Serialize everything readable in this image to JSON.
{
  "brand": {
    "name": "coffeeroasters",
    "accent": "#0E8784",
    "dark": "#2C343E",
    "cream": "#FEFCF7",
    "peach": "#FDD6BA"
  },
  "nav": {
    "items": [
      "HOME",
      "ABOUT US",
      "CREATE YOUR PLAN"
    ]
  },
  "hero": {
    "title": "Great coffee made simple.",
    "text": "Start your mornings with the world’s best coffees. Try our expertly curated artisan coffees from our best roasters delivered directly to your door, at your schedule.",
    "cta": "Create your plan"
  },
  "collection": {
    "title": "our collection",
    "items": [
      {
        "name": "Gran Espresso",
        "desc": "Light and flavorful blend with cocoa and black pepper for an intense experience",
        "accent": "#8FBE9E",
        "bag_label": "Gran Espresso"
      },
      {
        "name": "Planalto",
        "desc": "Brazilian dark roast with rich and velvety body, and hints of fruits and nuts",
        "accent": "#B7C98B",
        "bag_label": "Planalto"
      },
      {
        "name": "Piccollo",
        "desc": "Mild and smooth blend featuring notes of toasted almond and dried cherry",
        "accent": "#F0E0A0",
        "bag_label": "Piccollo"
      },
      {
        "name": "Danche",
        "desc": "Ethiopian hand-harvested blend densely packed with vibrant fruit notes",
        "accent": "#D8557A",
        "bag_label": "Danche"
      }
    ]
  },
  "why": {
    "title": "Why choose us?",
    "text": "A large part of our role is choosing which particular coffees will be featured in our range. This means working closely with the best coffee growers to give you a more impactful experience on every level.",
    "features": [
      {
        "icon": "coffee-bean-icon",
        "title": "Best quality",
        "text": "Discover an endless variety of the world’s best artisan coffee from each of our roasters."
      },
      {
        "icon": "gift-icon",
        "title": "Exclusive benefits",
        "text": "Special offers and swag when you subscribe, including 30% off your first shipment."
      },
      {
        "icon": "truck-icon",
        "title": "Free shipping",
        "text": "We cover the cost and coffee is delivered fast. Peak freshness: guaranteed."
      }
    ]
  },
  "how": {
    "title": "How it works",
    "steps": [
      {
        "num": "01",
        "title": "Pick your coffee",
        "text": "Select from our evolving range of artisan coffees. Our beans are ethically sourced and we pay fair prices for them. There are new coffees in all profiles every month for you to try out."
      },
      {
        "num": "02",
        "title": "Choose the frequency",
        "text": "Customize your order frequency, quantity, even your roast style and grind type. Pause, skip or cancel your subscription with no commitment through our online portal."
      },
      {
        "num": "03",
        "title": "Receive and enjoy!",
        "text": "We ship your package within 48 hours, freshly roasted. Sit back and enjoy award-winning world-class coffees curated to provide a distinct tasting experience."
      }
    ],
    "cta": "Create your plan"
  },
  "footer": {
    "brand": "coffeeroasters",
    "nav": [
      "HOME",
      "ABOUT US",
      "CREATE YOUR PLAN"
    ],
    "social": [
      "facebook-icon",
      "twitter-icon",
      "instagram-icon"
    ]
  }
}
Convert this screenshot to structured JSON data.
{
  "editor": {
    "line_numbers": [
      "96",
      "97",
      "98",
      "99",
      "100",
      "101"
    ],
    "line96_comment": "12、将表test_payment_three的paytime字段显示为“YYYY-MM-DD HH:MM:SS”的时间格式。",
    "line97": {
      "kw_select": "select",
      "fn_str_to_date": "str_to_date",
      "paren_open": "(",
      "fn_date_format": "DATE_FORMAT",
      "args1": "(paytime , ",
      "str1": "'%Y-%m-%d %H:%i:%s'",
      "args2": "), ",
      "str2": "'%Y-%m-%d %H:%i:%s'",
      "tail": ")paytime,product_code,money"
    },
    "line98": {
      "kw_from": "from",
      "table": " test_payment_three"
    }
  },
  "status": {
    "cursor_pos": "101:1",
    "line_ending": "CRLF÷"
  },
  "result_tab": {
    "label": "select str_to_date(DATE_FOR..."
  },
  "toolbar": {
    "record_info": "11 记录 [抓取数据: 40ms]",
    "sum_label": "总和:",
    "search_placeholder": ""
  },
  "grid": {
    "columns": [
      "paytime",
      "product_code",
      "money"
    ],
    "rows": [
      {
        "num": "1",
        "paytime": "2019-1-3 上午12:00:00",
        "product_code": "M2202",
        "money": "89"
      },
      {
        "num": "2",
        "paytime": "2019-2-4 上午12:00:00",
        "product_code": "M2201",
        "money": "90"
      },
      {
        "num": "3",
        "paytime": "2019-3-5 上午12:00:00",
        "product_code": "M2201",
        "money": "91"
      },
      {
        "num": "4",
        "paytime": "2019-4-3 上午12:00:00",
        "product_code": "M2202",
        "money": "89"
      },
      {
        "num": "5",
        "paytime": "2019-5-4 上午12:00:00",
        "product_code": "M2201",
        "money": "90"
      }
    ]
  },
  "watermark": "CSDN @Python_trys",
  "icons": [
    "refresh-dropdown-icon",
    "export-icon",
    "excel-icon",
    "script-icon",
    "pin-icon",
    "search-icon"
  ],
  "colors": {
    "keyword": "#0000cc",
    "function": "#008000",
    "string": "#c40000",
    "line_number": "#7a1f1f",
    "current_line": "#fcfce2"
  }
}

***

TASK DETAILS:
From the entries above, copy every line where the word "accent" shows up.

FINISHED ANSWER:
    "accent": "#0E8784",
        "accent": "#8FBE9E",
        "accent": "#B7C98B",
        "accent": "#F0E0A0",
        "accent": "#D8557A",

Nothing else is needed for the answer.